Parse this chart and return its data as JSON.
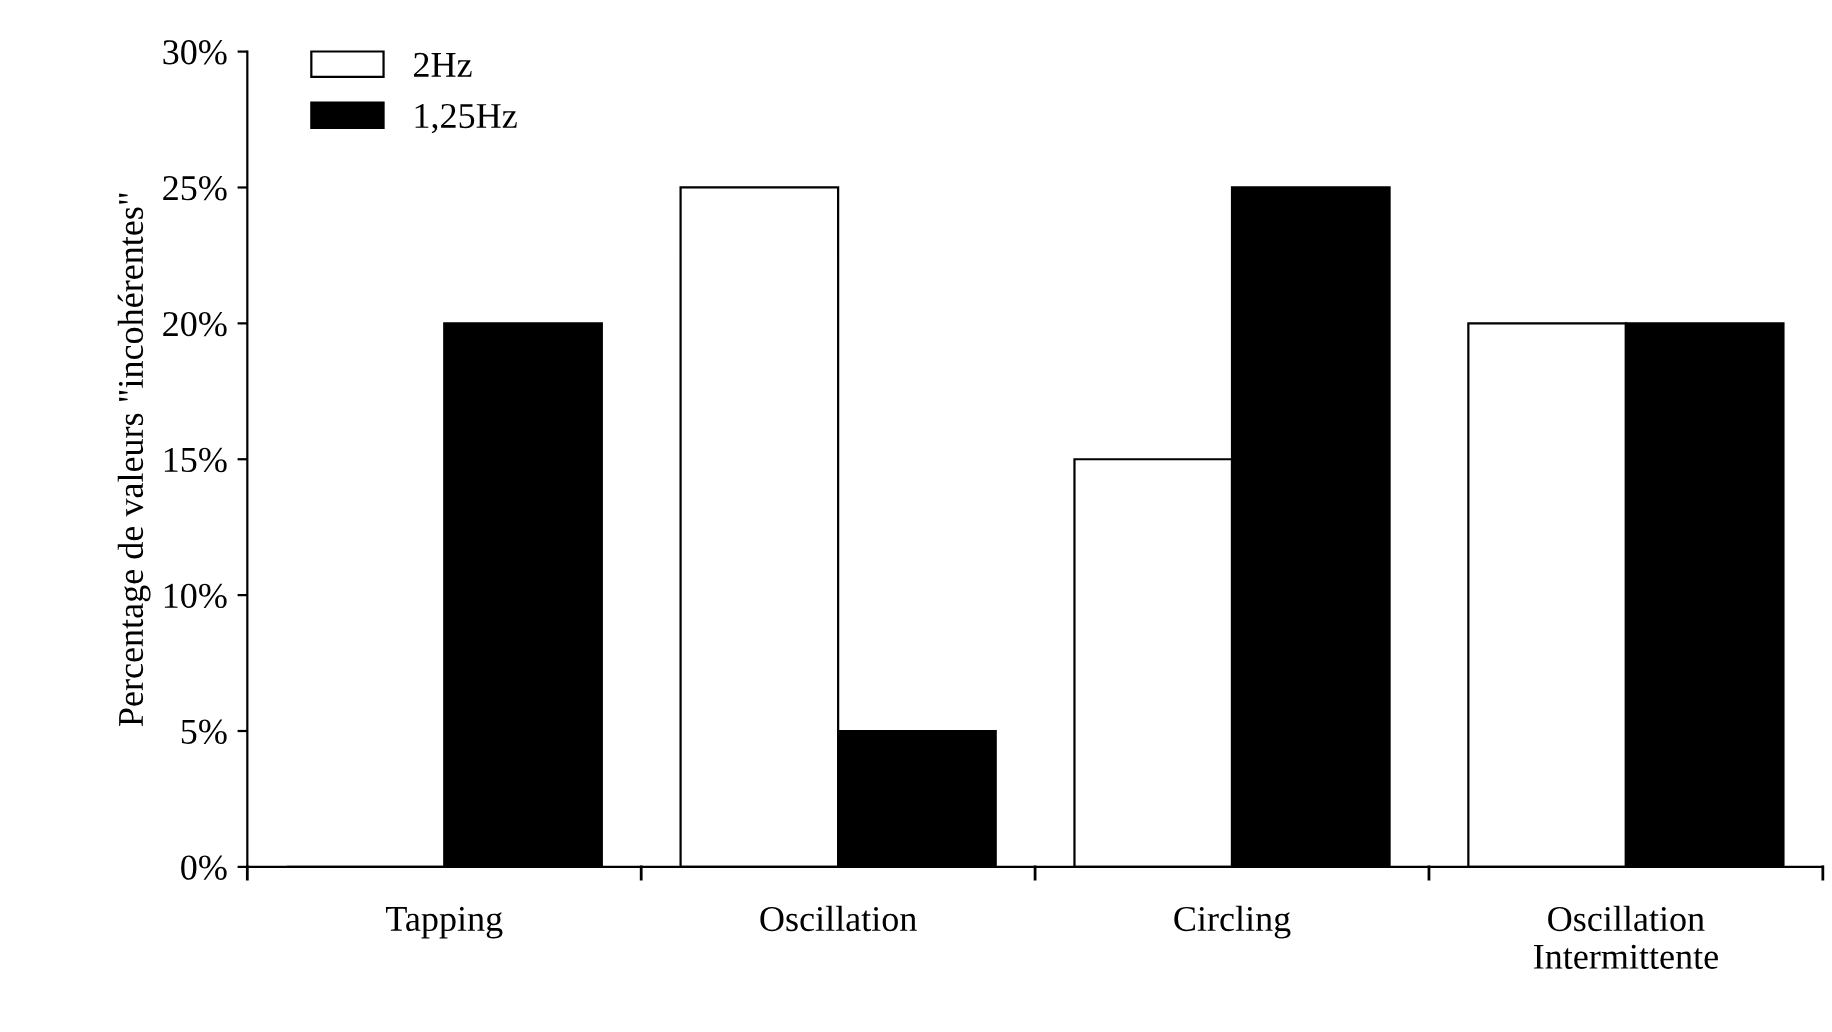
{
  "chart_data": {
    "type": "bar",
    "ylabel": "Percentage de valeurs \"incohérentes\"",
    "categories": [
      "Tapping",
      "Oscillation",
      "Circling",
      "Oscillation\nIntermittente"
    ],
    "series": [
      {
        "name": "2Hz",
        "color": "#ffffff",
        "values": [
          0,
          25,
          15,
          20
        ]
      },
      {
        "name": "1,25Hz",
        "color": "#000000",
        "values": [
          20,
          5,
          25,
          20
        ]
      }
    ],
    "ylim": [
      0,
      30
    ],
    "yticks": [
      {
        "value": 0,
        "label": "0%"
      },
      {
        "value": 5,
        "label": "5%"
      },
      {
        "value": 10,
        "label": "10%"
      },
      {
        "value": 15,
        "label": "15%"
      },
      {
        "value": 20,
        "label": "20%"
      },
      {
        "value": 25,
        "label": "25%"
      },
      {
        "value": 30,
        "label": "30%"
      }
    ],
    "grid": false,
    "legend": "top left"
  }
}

[Written problem]:
Quote the data above in full, leaving out the pictures it holds.

[Correct answer]:
Parse this chart and return its data as JSON.
{
  "chart_data": {
    "type": "bar",
    "ylabel": "Percentage de valeurs \"incohérentes\"",
    "categories": [
      "Tapping",
      "Oscillation",
      "Circling",
      "Oscillation\nIntermittente"
    ],
    "series": [
      {
        "name": "2Hz",
        "color": "#ffffff",
        "values": [
          0,
          25,
          15,
          20
        ]
      },
      {
        "name": "1,25Hz",
        "color": "#000000",
        "values": [
          20,
          5,
          25,
          20
        ]
      }
    ],
    "ylim": [
      0,
      30
    ],
    "yticks": [
      {
        "value": 0,
        "label": "0%"
      },
      {
        "value": 5,
        "label": "5%"
      },
      {
        "value": 10,
        "label": "10%"
      },
      {
        "value": 15,
        "label": "15%"
      },
      {
        "value": 20,
        "label": "20%"
      },
      {
        "value": 25,
        "label": "25%"
      },
      {
        "value": 30,
        "label": "30%"
      }
    ],
    "grid": false,
    "legend": "top left"
  }
}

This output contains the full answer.